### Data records

══════

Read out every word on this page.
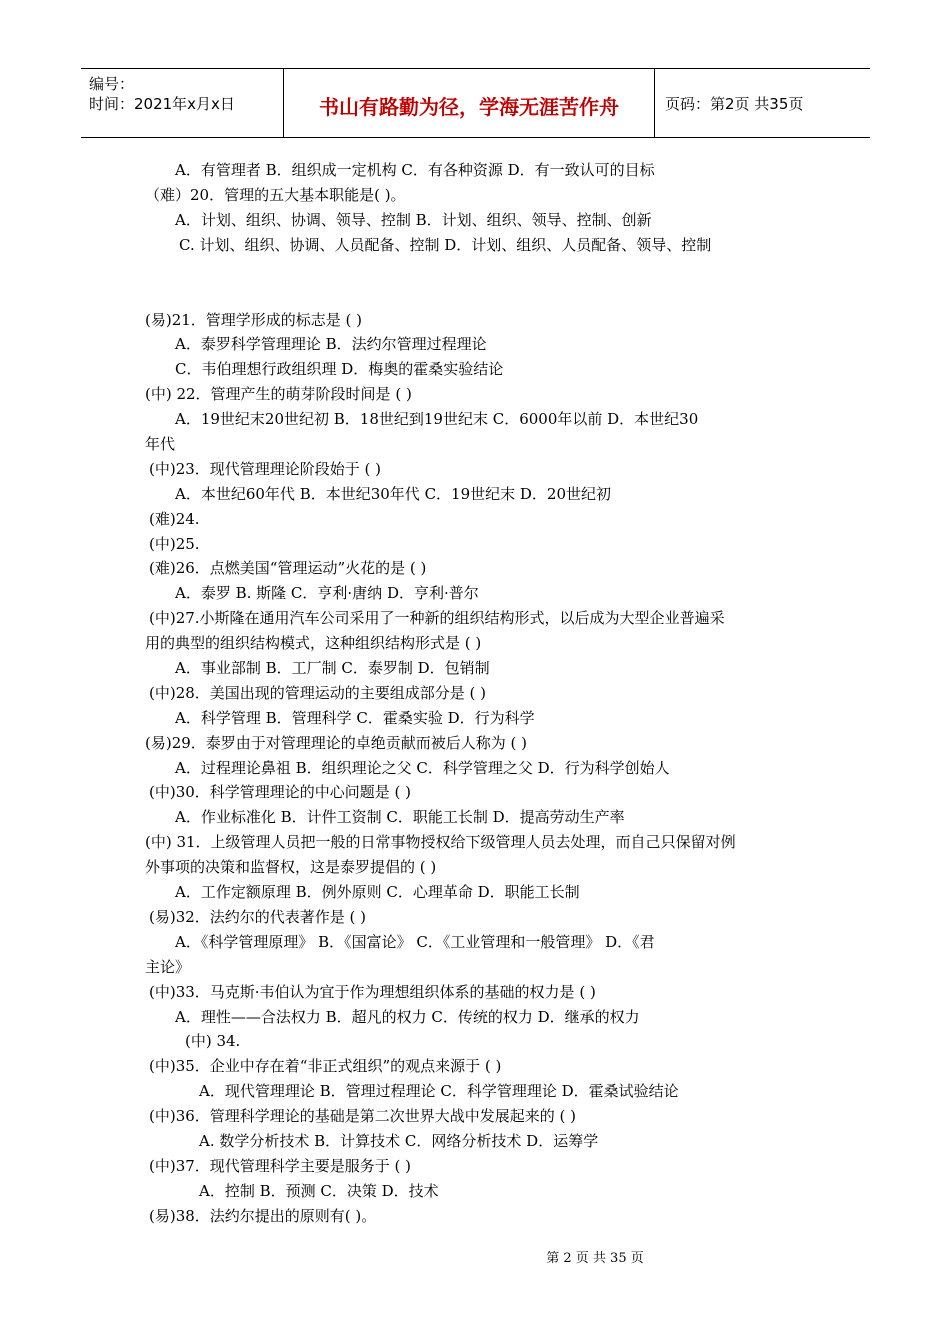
编号：
时间：2021年x月x日	书山有路勤为径，学海无涯苦作舟	页码：第2页 共35页
A．有管理者 B．组织成一定机构 C．有各种资源 D．有一致认可的目标
（难）20．管理的五大基本职能是( )。
A．计划、组织、协调、领导、控制 B．计划、组织、领导、控制、创新
C. 计划、组织、协调、人员配备、控制 D．计划、组织、人员配备、领导、控制
(易)21．管理学形成的标志是 ( )
A．泰罗科学管理理论 B．法约尔管理过程理论
C．韦伯理想行政组织理 D．梅奥的霍桑实验结论
(中) 22．管理产生的萌芽阶段时间是 ( )
A．19世纪末20世纪初 B．18世纪到19世纪末 C．6000年以前 D．本世纪30
年代
(中)23．现代管理理论阶段始于 ( )
A．本世纪60年代 B．本世纪30年代 C．19世纪末 D．20世纪初
(难)24.
(中)25.
(难)26．点燃美国“管理运动”火花的是 ( )
A．泰罗 B. 斯隆 C．亨利·唐纳 D．亨利·普尔
(中)27.小斯隆在通用汽车公司采用了一种新的组织结构形式，以后成为大型企业普遍采
用的典型的组织结构模式，这种组织结构形式是 ( )
A．事业部制 B．工厂制 C．泰罗制 D．包销制
(中)28．美国出现的管理运动的主要组成部分是 ( )
A．科学管理 B．管理科学 C．霍桑实验 D．行为科学
(易)29．泰罗由于对管理理论的卓绝贡献而被后人称为 ( )
A．过程理论鼻祖 B．组织理论之父 C．科学管理之父 D．行为科学创始人
(中)30．科学管理理论的中心问题是 ( )
A．作业标准化 B．计件工资制 C．职能工长制 D．提高劳动生产率
(中) 31．上级管理人员把一般的日常事物授权给下级管理人员去处理，而自己只保留对例
外事项的决策和监督权，这是泰罗提倡的 ( )
A．工作定额原理 B．例外原则 C．心理革命 D．职能工长制
(易)32．法约尔的代表著作是 ( )
A．《科学管理原理》 B．《国富论》 C．《工业管理和一般管理》 D．《君
主论》
(中)33．马克斯·韦伯认为宜于作为理想组织体系的基础的权力是 ( )
A．理性——合法权力 B．超凡的权力 C．传统的权力 D．继承的权力
(中) 34.
(中)35．企业中存在着“非正式组织”的观点来源于 ( )
A．现代管理理论 B．管理过程理论 C．科学管理理论 D．霍桑试验结论
(中)36．管理科学理论的基础是第二次世界大战中发展起来的 ( )
A. 数学分析技术 B．计算技术 C．网络分析技术 D．运筹学
(中)37．现代管理科学主要是服务于 ( )
A．控制 B．预测 C．决策 D．技术
(易)38．法约尔提出的原则有( )。
第 2 页 共 35 页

══════

### INSTRUCTIONS FOR THE TASK
Retype the whole listing exactly and leave the pictures out.

### ANSWER TO THE EXERCISE
Read out every word on this page.
编号：
时间：2021年x月x日	书山有路勤为径，学海无涯苦作舟	页码：第2页 共35页
A．有管理者 B．组织成一定机构 C．有各种资源 D．有一致认可的目标
（难）20．管理的五大基本职能是( )。
A．计划、组织、协调、领导、控制 B．计划、组织、领导、控制、创新
C. 计划、组织、协调、人员配备、控制 D．计划、组织、人员配备、领导、控制
(易)21．管理学形成的标志是 ( )
A．泰罗科学管理理论 B．法约尔管理过程理论
C．韦伯理想行政组织理 D．梅奥的霍桑实验结论
(中) 22．管理产生的萌芽阶段时间是 ( )
A．19世纪末20世纪初 B．18世纪到19世纪末 C．6000年以前 D．本世纪30
年代
(中)23．现代管理理论阶段始于 ( )
A．本世纪60年代 B．本世纪30年代 C．19世纪末 D．20世纪初
(难)24.
(中)25.
(难)26．点燃美国“管理运动”火花的是 ( )
A．泰罗 B. 斯隆 C．亨利·唐纳 D．亨利·普尔
(中)27.小斯隆在通用汽车公司采用了一种新的组织结构形式，以后成为大型企业普遍采
用的典型的组织结构模式，这种组织结构形式是 ( )
A．事业部制 B．工厂制 C．泰罗制 D．包销制
(中)28．美国出现的管理运动的主要组成部分是 ( )
A．科学管理 B．管理科学 C．霍桑实验 D．行为科学
(易)29．泰罗由于对管理理论的卓绝贡献而被后人称为 ( )
A．过程理论鼻祖 B．组织理论之父 C．科学管理之父 D．行为科学创始人
(中)30．科学管理理论的中心问题是 ( )
A．作业标准化 B．计件工资制 C．职能工长制 D．提高劳动生产率
(中) 31．上级管理人员把一般的日常事物授权给下级管理人员去处理，而自己只保留对例
外事项的决策和监督权，这是泰罗提倡的 ( )
A．工作定额原理 B．例外原则 C．心理革命 D．职能工长制
(易)32．法约尔的代表著作是 ( )
A．《科学管理原理》 B．《国富论》 C．《工业管理和一般管理》 D．《君
主论》
(中)33．马克斯·韦伯认为宜于作为理想组织体系的基础的权力是 ( )
A．理性——合法权力 B．超凡的权力 C．传统的权力 D．继承的权力
(中) 34.
(中)35．企业中存在着“非正式组织”的观点来源于 ( )
A．现代管理理论 B．管理过程理论 C．科学管理理论 D．霍桑试验结论
(中)36．管理科学理论的基础是第二次世界大战中发展起来的 ( )
A. 数学分析技术 B．计算技术 C．网络分析技术 D．运筹学
(中)37．现代管理科学主要是服务于 ( )
A．控制 B．预测 C．决策 D．技术
(易)38．法约尔提出的原则有( )。
第 2 页 共 35 页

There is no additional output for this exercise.